» **Directive**
Count every line of the listing where the string "Законодательного" occurs, and reply with the count alone.

» **Source material**
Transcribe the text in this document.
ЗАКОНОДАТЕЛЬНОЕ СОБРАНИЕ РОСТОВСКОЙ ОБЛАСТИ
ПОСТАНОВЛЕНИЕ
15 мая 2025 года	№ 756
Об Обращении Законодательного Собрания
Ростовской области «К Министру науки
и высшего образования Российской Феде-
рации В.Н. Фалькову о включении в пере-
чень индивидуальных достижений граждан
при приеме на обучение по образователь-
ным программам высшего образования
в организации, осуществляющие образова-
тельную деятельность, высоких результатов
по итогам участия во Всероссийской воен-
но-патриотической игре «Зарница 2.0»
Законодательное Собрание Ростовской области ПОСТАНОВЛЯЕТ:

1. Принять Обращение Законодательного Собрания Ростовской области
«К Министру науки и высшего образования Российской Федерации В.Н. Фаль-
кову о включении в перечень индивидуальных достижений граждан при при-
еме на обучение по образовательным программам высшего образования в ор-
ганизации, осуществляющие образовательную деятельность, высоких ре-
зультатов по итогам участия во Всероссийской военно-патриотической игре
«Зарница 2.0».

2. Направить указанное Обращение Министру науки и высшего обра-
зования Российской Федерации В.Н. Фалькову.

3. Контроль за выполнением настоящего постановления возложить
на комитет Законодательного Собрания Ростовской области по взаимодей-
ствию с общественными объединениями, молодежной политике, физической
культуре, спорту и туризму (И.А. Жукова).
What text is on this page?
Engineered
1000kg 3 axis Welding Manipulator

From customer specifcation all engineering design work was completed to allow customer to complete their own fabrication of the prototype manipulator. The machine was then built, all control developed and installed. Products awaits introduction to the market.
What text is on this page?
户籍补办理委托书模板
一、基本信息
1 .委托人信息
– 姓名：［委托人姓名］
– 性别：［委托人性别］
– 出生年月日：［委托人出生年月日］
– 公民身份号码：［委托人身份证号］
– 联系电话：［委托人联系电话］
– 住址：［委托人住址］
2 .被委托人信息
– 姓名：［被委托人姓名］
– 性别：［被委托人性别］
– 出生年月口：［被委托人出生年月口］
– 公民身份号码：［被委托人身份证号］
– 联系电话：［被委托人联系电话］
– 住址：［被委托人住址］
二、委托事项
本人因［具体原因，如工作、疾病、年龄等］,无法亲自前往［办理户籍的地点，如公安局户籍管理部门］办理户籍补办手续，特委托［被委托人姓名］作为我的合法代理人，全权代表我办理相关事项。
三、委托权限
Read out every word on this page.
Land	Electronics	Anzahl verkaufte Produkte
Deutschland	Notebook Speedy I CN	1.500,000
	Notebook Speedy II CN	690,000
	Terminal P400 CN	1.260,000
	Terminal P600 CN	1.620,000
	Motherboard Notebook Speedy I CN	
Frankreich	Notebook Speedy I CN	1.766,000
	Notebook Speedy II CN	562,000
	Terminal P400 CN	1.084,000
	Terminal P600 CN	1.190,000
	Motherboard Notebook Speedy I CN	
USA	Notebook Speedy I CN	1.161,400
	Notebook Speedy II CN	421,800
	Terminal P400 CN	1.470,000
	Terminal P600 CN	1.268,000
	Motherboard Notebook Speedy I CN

» **Answer below**
3